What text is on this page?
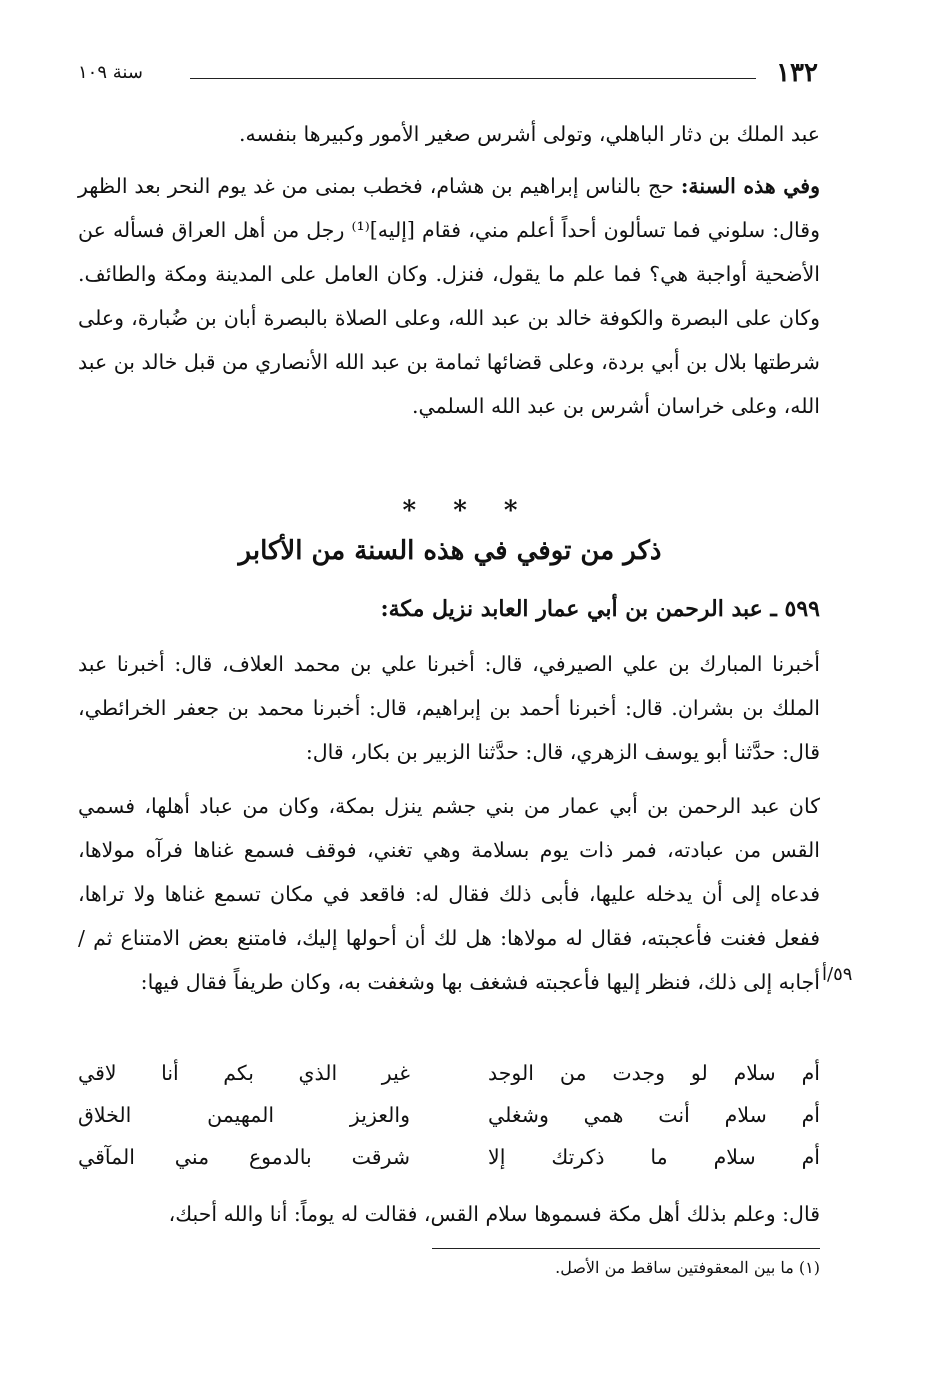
١٣٢
سنة ١٠٩
عبد الملك بن دثار الباهلي، وتولى أشرس صغير الأمور وكبيرها بنفسه.
وفي هذه السنة: حج بالناس إبراهيم بن هشام، فخطب بمنى من غد يوم النحر بعد الظهر وقال: سلوني فما تسألون أحداً أعلم مني، فقام [إليه]⁽¹⁾ رجل من أهل العراق فسأله عن الأضحية أواجبة هي؟ فما علم ما يقول، فنزل. وكان العامل على المدينة ومكة والطائف. وكان على البصرة والكوفة خالد بن عبد الله، وعلى الصلاة بالبصرة أبان بن ضُبارة، وعلى شرطتها بلال بن أبي بردة، وعلى قضائها ثمامة بن عبد الله الأنصاري من قبل خالد بن عبد الله، وعلى خراسان أشرس بن عبد الله السلمي.
* * *
ذكر من توفي في هذه السنة من الأكابر
٥٩٩ ـ عبد الرحمن بن أبي عمار العابد نزيل مكة:
أخبرنا المبارك بن علي الصيرفي، قال: أخبرنا علي بن محمد العلاف، قال: أخبرنا عبد الملك بن بشران. قال: أخبرنا أحمد بن إبراهيم، قال: أخبرنا محمد بن جعفر الخرائطي، قال: حدَّثنا أبو يوسف الزهري، قال: حدَّثنا الزبير بن بكار، قال:
كان عبد الرحمن بن أبي عمار من بني جشم ينزل بمكة، وكان من عباد أهلها، فسمي القس من عبادته، فمر ذات يوم بسلامة وهي تغني، فوقف فسمع غناها فرآه مولاها، فدعاه إلى أن يدخله عليها، فأبى ذلك فقال له: فاقعد في مكان تسمع غناها ولا تراها، ففعل فغنت فأعجبته، فقال له مولاها: هل لك أن أحولها إليك، فامتنع بعض الامتناع ثم / أجابه إلى ذلك، فنظر إليها فأعجبته فشغف بها وشغفت به، وكان طريفاً فقال فيها: ٥٩/أ
أم سلام لو وجدت من الوجد
غير الذي بكم أنا لاقي
أم سلام أنت همي وشغلي
والعزيز المهيمن الخلاق
أم سلام ما ذكرتك إلا
شرقت بالدموع مني المآقي
قال: وعلم بذلك أهل مكة فسموها سلام القس، فقالت له يوماً: أنا والله أحبك،
(١) ما بين المعقوفتين ساقط من الأصل.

^^^^^^^^^^^^^^^^

[The task] Identify every line above with the string "القس" in it. Copy those lines.

[Exercise answer]
كان عبد الرحمن بن أبي عمار من بني جشم ينزل بمكة، وكان من عباد أهلها، فسمي القس من عبادته، فمر ذات يوم بسلامة وهي تغني، فوقف فسمع غناها فرآه مولاها، فدعاه إلى أن يدخله عليها، فأبى ذلك فقال له: فاقعد في مكان تسمع غناها ولا تراها، ففعل فغنت فأعجبته، فقال له مولاها: هل لك أن أحولها إليك، فامتنع بعض الامتناع ثم / أجابه إلى ذلك، فنظر إليها فأعجبته فشغف بها وشغفت به، وكان طريفاً فقال فيها: ٥٩/أ
قال: وعلم بذلك أهل مكة فسموها سلام القس، فقالت له يوماً: أنا والله أحبك،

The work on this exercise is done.